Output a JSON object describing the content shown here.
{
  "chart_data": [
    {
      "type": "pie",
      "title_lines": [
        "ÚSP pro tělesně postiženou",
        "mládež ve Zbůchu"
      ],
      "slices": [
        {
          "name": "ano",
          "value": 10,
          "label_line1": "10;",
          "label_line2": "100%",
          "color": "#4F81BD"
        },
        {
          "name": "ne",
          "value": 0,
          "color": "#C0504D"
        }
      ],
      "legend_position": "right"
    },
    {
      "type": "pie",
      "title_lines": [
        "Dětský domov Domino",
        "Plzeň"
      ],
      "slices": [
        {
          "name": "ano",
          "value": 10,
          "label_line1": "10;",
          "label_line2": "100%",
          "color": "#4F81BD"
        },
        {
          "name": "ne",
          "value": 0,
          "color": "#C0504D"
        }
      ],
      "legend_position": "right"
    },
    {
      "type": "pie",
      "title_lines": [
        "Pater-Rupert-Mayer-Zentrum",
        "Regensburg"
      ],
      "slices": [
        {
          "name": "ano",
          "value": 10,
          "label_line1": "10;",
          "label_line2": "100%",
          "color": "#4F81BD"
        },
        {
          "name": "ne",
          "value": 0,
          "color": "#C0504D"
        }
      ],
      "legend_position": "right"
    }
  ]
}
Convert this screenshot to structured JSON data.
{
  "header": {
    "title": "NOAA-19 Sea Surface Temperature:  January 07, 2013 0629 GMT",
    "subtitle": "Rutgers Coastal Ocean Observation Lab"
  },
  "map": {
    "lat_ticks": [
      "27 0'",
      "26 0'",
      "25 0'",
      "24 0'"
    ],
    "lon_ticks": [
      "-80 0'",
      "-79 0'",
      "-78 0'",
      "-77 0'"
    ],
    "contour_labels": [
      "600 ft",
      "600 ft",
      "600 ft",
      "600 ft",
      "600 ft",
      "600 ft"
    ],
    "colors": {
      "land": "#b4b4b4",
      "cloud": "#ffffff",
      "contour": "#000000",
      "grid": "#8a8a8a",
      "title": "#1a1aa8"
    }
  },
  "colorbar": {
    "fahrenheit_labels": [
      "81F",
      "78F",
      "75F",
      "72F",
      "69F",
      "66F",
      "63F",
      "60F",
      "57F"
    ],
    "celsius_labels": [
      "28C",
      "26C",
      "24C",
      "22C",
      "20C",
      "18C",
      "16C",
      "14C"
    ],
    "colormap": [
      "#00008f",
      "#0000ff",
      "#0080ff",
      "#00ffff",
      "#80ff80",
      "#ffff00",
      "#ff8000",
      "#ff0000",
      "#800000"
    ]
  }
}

-------------------------

Task directions:
Transcribe the whole listing exactly.

The solution:
Output a JSON object describing the content shown here.
{
  "chart_data": [
    {
      "type": "pie",
      "title_lines": [
        "ÚSP pro tělesně postiženou",
        "mládež ve Zbůchu"
      ],
      "slices": [
        {
          "name": "ano",
          "value": 10,
          "label_line1": "10;",
          "label_line2": "100%",
          "color": "#4F81BD"
        },
        {
          "name": "ne",
          "value": 0,
          "color": "#C0504D"
        }
      ],
      "legend_position": "right"
    },
    {
      "type": "pie",
      "title_lines": [
        "Dětský domov Domino",
        "Plzeň"
      ],
      "slices": [
        {
          "name": "ano",
          "value": 10,
          "label_line1": "10;",
          "label_line2": "100%",
          "color": "#4F81BD"
        },
        {
          "name": "ne",
          "value": 0,
          "color": "#C0504D"
        }
      ],
      "legend_position": "right"
    },
    {
      "type": "pie",
      "title_lines": [
        "Pater-Rupert-Mayer-Zentrum",
        "Regensburg"
      ],
      "slices": [
        {
          "name": "ano",
          "value": 10,
          "label_line1": "10;",
          "label_line2": "100%",
          "color": "#4F81BD"
        },
        {
          "name": "ne",
          "value": 0,
          "color": "#C0504D"
        }
      ],
      "legend_position": "right"
    }
  ]
}
Convert this screenshot to structured JSON data.
{
  "header": {
    "title": "NOAA-19 Sea Surface Temperature:  January 07, 2013 0629 GMT",
    "subtitle": "Rutgers Coastal Ocean Observation Lab"
  },
  "map": {
    "lat_ticks": [
      "27 0'",
      "26 0'",
      "25 0'",
      "24 0'"
    ],
    "lon_ticks": [
      "-80 0'",
      "-79 0'",
      "-78 0'",
      "-77 0'"
    ],
    "contour_labels": [
      "600 ft",
      "600 ft",
      "600 ft",
      "600 ft",
      "600 ft",
      "600 ft"
    ],
    "colors": {
      "land": "#b4b4b4",
      "cloud": "#ffffff",
      "contour": "#000000",
      "grid": "#8a8a8a",
      "title": "#1a1aa8"
    }
  },
  "colorbar": {
    "fahrenheit_labels": [
      "81F",
      "78F",
      "75F",
      "72F",
      "69F",
      "66F",
      "63F",
      "60F",
      "57F"
    ],
    "celsius_labels": [
      "28C",
      "26C",
      "24C",
      "22C",
      "20C",
      "18C",
      "16C",
      "14C"
    ],
    "colormap": [
      "#00008f",
      "#0000ff",
      "#0080ff",
      "#00ffff",
      "#80ff80",
      "#ffff00",
      "#ff8000",
      "#ff0000",
      "#800000"
    ]
  }
}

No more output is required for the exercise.